- [Objective] Write out all the entries word for word and omit any pictures.

- [Source material]
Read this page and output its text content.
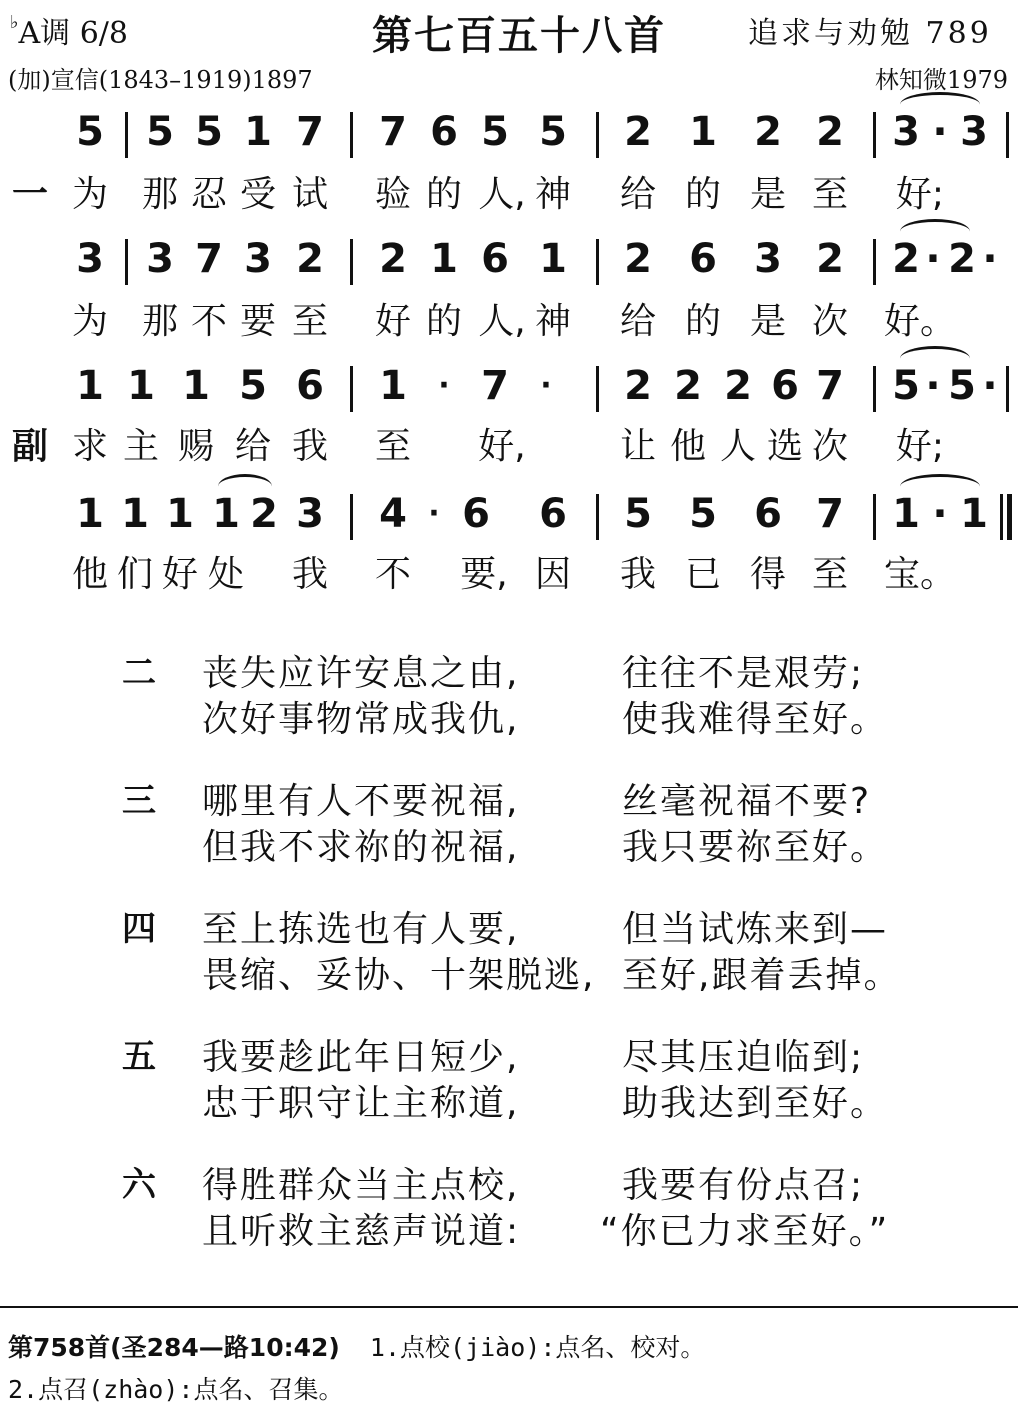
♭A调 6/8	第七百五十八首	追求与劝勉 789
(加)宣信(1843–1919)1897	林知微1979
5 5 5 1 7 7 6 5 5 2 1 2 2 3 · 3
一 为 那 忍 受 试 验 的 人, 神 给 的 是 至 好;
3 3 7 3 2 2 1 6 1 2 6 3 2 2 · 2 ·
为 那 不 要 至 好 的 人, 神 给 的 是 次 好。
1 1 1 5 6 1 · 7 · 2 2 2 6 7 5 · 5 ·
副 求 主 赐 给 我 至 好,	让 他 人 选 次 好;
1 1 1 1 2 3 4 · 6 6 5 5 6 7 1 · 1
他 们 好 处 我 不 要, 因 我 已 得 至 宝。
二 丧失应许安息之由,	往往不是艰劳;
次好事物常成我仇,	使我难得至好。
三 哪里有人不要祝福,	丝毫祝福不要?
但我不求祢的祝福,	我只要祢至好。
四 至上拣选也有人要,	但当试炼来到—
畏缩、妥协、十架脱逃, 至好,跟着丢掉。
五 我要趁此年日短少,	尽其压迫临到;
忠于职守让主称道,	助我达到至好。
六 得胜群众当主点校,	我要有份点召;
且听救主慈声说道: “你已力求至好。”
第758首(圣284—路10:42) 1.点校(jiào):点名、校对。
2.点召(zhào):点名、召集。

- [Response]
Read this page and output its text content.
♭A调 6/8	第七百五十八首	追求与劝勉 789
(加)宣信(1843–1919)1897	林知微1979
5 5 5 1 7 7 6 5 5 2 1 2 2 3 · 3
一 为 那 忍 受 试 验 的 人, 神 给 的 是 至 好;
3 3 7 3 2 2 1 6 1 2 6 3 2 2 · 2 ·
为 那 不 要 至 好 的 人, 神 给 的 是 次 好。
1 1 1 5 6 1 · 7 · 2 2 2 6 7 5 · 5 ·
副 求 主 赐 给 我 至 好,	让 他 人 选 次 好;
1 1 1 1 2 3 4 · 6 6 5 5 6 7 1 · 1
他 们 好 处 我 不 要, 因 我 已 得 至 宝。
二 丧失应许安息之由,	往往不是艰劳;
次好事物常成我仇,	使我难得至好。
三 哪里有人不要祝福,	丝毫祝福不要?
但我不求祢的祝福,	我只要祢至好。
四 至上拣选也有人要,	但当试炼来到—
畏缩、妥协、十架脱逃, 至好,跟着丢掉。
五 我要趁此年日短少,	尽其压迫临到;
忠于职守让主称道,	助我达到至好。
六 得胜群众当主点校,	我要有份点召;
且听救主慈声说道: “你已力求至好。”
第758首(圣284—路10:42) 1.点校(jiào):点名、校对。
2.点召(zhào):点名、召集。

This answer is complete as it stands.